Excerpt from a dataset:
┌──

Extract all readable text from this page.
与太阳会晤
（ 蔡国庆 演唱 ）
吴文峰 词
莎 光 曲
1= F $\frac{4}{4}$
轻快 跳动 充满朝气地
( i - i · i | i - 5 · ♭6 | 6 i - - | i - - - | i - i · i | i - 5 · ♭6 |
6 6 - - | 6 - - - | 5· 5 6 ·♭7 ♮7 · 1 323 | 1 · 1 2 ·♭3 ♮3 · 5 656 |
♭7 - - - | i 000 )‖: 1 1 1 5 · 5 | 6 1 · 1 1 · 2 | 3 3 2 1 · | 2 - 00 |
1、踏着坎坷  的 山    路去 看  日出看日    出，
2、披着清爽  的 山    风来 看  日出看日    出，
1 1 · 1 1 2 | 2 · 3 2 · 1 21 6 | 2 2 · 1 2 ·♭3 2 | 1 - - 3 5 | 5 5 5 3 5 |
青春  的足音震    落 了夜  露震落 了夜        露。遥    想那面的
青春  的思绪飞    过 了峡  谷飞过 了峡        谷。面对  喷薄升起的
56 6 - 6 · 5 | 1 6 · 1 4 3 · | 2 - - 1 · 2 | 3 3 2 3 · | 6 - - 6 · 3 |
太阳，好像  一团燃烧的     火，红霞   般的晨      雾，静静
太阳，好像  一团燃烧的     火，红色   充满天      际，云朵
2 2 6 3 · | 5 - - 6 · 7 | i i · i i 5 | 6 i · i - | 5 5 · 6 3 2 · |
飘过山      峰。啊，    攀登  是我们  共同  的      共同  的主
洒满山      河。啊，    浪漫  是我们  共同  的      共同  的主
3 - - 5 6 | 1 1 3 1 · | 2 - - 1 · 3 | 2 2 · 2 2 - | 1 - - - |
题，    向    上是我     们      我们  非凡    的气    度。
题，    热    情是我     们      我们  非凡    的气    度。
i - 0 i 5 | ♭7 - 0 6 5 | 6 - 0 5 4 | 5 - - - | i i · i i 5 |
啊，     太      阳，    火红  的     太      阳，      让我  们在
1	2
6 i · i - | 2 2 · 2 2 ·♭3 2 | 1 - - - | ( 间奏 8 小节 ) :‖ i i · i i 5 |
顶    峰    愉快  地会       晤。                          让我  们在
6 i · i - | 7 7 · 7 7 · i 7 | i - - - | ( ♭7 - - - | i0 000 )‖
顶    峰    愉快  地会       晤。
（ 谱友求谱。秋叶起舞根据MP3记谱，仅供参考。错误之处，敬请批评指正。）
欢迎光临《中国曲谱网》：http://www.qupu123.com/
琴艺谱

└──

Your task: The records above need to be transcribed in full. Keep every character unchanged.

Problem solution:
Extract all readable text from this page.
与太阳会晤
（ 蔡国庆 演唱 ）
吴文峰 词
莎 光 曲
1= F $\frac{4}{4}$
轻快 跳动 充满朝气地
( i - i · i | i - 5 · ♭6 | 6 i - - | i - - - | i - i · i | i - 5 · ♭6 |
6 6 - - | 6 - - - | 5· 5 6 ·♭7 ♮7 · 1 323 | 1 · 1 2 ·♭3 ♮3 · 5 656 |
♭7 - - - | i 000 )‖: 1 1 1 5 · 5 | 6 1 · 1 1 · 2 | 3 3 2 1 · | 2 - 00 |
1、踏着坎坷  的 山    路去 看  日出看日    出，
2、披着清爽  的 山    风来 看  日出看日    出，
1 1 · 1 1 2 | 2 · 3 2 · 1 21 6 | 2 2 · 1 2 ·♭3 2 | 1 - - 3 5 | 5 5 5 3 5 |
青春  的足音震    落 了夜  露震落 了夜        露。遥    想那面的
青春  的思绪飞    过 了峡  谷飞过 了峡        谷。面对  喷薄升起的
56 6 - 6 · 5 | 1 6 · 1 4 3 · | 2 - - 1 · 2 | 3 3 2 3 · | 6 - - 6 · 3 |
太阳，好像  一团燃烧的     火，红霞   般的晨      雾，静静
太阳，好像  一团燃烧的     火，红色   充满天      际，云朵
2 2 6 3 · | 5 - - 6 · 7 | i i · i i 5 | 6 i · i - | 5 5 · 6 3 2 · |
飘过山      峰。啊，    攀登  是我们  共同  的      共同  的主
洒满山      河。啊，    浪漫  是我们  共同  的      共同  的主
3 - - 5 6 | 1 1 3 1 · | 2 - - 1 · 3 | 2 2 · 2 2 - | 1 - - - |
题，    向    上是我     们      我们  非凡    的气    度。
题，    热    情是我     们      我们  非凡    的气    度。
i - 0 i 5 | ♭7 - 0 6 5 | 6 - 0 5 4 | 5 - - - | i i · i i 5 |
啊，     太      阳，    火红  的     太      阳，      让我  们在
1	2
6 i · i - | 2 2 · 2 2 ·♭3 2 | 1 - - - | ( 间奏 8 小节 ) :‖ i i · i i 5 |
顶    峰    愉快  地会       晤。                          让我  们在
6 i · i - | 7 7 · 7 7 · i 7 | i - - - | ( ♭7 - - - | i0 000 )‖
顶    峰    愉快  地会       晤。
（ 谱友求谱。秋叶起舞根据MP3记谱，仅供参考。错误之处，敬请批评指正。）
欢迎光临《中国曲谱网》：http://www.qupu123.com/
琴艺谱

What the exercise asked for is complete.